■ Stated goal
Locate every line in the records below that holds the word "Officer" and return each one.

■ Data shown
## begin

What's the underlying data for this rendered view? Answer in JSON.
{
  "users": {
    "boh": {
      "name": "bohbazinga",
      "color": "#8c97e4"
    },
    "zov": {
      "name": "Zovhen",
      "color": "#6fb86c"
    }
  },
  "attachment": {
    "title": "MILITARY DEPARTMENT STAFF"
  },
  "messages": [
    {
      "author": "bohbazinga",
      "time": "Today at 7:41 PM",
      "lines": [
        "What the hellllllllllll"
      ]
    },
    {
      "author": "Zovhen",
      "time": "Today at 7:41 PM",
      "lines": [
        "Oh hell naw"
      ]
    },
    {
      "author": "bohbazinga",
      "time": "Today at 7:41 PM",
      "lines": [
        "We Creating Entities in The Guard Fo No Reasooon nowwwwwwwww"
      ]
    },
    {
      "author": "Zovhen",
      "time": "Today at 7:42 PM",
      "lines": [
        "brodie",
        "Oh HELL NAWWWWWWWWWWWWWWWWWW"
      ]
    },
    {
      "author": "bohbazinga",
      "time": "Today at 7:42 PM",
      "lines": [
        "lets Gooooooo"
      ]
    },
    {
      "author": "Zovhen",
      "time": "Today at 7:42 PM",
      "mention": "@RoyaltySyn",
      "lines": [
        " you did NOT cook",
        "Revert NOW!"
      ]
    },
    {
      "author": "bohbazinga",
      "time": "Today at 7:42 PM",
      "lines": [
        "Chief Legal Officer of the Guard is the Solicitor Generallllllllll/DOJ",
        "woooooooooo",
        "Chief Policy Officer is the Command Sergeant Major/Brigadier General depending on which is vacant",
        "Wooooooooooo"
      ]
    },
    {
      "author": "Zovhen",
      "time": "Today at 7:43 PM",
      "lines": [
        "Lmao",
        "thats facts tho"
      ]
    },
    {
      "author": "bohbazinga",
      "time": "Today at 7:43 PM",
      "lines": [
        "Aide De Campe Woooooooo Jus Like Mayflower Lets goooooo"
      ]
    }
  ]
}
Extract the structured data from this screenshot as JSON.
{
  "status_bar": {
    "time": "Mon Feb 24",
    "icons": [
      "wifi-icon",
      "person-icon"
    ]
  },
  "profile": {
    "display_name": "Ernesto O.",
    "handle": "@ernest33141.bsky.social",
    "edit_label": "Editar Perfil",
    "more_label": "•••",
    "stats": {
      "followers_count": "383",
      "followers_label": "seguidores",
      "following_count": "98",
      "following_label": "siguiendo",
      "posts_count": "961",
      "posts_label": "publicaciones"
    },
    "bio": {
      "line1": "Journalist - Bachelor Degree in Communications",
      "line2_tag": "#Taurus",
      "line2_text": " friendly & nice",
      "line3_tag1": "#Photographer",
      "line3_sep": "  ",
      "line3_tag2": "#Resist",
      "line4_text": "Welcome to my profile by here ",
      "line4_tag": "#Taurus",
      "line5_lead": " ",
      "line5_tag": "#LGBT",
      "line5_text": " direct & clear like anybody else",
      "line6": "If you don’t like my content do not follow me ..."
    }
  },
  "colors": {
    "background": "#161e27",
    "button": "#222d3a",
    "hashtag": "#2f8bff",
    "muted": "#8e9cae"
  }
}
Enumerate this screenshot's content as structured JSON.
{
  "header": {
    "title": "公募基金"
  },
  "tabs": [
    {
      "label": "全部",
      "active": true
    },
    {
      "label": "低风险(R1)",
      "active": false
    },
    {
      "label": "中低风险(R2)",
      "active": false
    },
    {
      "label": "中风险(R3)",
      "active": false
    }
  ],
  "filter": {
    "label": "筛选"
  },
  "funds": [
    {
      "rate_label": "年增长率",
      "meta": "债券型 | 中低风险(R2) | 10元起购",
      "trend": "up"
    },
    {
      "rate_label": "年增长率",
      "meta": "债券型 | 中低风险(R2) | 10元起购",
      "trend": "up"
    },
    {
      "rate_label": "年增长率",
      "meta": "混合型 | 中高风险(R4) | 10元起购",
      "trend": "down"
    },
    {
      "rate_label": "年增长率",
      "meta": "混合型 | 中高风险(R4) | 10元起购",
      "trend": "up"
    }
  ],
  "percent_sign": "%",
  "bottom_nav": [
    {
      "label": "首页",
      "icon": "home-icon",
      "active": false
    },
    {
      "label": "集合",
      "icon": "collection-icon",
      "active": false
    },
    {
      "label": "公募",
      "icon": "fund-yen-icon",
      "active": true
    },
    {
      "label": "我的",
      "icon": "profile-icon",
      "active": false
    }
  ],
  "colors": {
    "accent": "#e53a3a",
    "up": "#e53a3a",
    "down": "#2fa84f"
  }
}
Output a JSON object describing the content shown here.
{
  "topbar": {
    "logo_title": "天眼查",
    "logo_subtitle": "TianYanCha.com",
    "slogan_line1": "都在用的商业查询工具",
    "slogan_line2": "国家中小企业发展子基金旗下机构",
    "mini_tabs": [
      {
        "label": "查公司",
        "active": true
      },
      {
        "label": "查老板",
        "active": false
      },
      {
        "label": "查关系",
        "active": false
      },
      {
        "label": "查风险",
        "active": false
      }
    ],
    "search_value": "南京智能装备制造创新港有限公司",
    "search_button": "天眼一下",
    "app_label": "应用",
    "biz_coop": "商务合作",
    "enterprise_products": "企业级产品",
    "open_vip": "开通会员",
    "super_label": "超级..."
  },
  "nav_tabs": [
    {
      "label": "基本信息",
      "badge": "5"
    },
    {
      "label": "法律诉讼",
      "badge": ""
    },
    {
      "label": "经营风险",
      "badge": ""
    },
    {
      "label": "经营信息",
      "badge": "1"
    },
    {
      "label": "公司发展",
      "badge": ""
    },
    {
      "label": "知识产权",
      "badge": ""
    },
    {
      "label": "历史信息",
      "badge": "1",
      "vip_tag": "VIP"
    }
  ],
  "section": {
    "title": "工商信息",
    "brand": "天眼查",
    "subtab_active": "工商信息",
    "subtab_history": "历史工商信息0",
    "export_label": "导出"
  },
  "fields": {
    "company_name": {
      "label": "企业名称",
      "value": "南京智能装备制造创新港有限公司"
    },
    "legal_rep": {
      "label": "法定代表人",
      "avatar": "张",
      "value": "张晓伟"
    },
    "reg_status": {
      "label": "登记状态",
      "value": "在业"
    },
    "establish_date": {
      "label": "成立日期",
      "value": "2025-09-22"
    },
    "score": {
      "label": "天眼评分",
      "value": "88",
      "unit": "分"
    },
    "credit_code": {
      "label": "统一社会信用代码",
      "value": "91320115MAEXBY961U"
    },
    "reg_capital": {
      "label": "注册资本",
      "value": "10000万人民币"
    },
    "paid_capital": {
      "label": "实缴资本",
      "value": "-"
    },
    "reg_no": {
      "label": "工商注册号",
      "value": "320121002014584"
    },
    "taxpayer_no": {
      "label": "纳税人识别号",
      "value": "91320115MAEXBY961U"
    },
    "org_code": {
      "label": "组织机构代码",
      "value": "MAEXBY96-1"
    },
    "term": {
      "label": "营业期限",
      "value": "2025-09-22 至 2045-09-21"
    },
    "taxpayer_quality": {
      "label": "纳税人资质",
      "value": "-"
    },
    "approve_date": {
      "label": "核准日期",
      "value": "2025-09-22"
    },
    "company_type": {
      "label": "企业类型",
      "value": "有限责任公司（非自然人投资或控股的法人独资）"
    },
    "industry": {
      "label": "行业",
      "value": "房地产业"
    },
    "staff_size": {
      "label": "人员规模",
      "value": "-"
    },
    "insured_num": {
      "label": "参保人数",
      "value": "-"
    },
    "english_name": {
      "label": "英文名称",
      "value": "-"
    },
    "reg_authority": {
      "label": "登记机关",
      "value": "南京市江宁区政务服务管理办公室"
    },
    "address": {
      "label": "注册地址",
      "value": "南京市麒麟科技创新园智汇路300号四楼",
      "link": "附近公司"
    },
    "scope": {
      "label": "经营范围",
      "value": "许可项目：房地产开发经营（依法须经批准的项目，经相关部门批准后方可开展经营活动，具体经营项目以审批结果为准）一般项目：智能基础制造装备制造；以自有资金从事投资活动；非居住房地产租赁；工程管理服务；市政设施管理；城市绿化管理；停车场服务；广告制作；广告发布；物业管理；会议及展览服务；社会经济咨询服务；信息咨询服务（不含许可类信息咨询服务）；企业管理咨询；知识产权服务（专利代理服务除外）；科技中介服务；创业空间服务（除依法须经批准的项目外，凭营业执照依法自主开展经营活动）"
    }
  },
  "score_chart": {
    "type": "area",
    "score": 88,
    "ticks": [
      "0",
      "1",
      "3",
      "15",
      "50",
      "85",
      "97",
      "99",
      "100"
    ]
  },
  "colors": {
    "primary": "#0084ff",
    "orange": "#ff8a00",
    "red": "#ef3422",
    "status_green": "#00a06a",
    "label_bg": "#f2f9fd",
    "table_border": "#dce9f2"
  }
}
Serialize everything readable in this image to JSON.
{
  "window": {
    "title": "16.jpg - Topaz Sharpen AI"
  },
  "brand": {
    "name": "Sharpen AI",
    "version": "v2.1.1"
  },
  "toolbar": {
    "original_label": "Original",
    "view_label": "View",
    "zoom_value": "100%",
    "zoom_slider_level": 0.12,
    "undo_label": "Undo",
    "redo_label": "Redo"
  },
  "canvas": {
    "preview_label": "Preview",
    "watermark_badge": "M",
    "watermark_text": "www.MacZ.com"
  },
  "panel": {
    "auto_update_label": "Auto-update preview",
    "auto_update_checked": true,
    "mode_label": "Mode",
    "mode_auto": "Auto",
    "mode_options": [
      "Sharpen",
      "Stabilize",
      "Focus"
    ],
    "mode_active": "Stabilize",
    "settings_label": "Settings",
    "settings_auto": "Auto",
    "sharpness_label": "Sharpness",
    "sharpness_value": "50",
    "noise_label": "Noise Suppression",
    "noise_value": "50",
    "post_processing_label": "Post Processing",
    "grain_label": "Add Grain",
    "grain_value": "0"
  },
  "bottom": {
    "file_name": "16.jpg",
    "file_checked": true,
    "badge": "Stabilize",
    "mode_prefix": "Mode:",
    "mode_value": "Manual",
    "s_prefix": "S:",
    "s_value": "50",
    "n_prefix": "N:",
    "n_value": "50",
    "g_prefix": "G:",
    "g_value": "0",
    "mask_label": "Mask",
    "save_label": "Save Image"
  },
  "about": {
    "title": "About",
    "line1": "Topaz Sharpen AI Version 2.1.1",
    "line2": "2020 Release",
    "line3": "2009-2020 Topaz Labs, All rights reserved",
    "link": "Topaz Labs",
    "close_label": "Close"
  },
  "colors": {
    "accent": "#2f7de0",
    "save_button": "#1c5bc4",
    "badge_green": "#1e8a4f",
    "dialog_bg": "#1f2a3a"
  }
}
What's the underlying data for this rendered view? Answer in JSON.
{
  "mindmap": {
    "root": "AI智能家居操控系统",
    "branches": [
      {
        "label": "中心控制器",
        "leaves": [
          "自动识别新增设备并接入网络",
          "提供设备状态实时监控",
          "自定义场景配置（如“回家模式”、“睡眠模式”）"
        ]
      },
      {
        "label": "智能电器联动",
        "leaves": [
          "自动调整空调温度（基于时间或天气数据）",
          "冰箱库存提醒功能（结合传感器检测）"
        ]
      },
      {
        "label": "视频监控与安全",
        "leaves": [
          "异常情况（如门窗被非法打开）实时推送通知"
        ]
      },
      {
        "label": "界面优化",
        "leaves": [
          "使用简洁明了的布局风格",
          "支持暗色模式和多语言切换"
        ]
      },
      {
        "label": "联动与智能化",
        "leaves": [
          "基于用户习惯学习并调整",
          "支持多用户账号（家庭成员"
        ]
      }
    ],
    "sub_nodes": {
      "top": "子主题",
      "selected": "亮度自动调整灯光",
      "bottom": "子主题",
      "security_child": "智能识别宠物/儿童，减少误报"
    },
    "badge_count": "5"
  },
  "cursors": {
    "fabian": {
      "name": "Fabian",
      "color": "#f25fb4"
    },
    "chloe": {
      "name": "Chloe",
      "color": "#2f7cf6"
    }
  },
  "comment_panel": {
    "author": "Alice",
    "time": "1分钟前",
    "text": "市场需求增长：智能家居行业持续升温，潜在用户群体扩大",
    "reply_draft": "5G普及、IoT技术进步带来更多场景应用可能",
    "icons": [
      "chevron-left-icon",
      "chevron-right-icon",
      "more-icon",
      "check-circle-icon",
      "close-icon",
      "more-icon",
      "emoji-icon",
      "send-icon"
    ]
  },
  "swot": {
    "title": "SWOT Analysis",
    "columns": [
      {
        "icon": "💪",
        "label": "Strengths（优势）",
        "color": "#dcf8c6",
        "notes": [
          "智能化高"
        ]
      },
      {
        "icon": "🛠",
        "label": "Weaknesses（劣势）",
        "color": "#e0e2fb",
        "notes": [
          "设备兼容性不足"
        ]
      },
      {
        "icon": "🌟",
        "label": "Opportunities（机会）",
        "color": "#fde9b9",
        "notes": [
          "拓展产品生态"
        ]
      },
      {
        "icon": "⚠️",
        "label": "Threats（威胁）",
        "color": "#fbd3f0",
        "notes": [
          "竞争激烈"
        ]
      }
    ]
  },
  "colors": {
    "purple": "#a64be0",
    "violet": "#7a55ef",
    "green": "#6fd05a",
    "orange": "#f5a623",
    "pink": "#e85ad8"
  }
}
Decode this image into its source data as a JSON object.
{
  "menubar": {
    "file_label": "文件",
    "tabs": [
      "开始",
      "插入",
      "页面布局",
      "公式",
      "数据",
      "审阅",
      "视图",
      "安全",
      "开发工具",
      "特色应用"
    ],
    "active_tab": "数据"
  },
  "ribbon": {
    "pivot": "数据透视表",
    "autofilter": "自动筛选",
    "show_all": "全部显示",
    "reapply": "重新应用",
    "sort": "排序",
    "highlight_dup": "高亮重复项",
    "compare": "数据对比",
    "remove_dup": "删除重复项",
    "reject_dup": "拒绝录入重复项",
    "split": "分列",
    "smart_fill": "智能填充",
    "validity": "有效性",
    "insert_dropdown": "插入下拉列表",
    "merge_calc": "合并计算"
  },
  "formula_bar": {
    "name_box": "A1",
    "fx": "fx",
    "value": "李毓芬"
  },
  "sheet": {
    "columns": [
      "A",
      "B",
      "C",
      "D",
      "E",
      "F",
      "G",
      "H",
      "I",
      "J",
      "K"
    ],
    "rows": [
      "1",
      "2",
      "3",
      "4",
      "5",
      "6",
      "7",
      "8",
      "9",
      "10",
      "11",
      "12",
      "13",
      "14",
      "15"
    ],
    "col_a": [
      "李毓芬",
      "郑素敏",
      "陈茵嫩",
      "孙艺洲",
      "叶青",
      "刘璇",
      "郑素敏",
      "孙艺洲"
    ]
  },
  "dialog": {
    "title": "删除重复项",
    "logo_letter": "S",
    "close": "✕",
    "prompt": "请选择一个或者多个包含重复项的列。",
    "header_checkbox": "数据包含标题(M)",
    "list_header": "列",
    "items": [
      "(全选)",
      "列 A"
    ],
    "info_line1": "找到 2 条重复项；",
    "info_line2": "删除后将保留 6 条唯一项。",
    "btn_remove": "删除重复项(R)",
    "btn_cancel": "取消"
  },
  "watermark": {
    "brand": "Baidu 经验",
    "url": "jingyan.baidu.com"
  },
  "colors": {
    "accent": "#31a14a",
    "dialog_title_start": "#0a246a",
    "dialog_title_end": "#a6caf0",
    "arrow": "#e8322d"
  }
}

## end

■ Solution
        "Chief Legal Officer of the Guard is the Solicitor Generallllllllll/DOJ",
        "Chief Policy Officer is the Command Sergeant Major/Brigadier General depending on which is vacant",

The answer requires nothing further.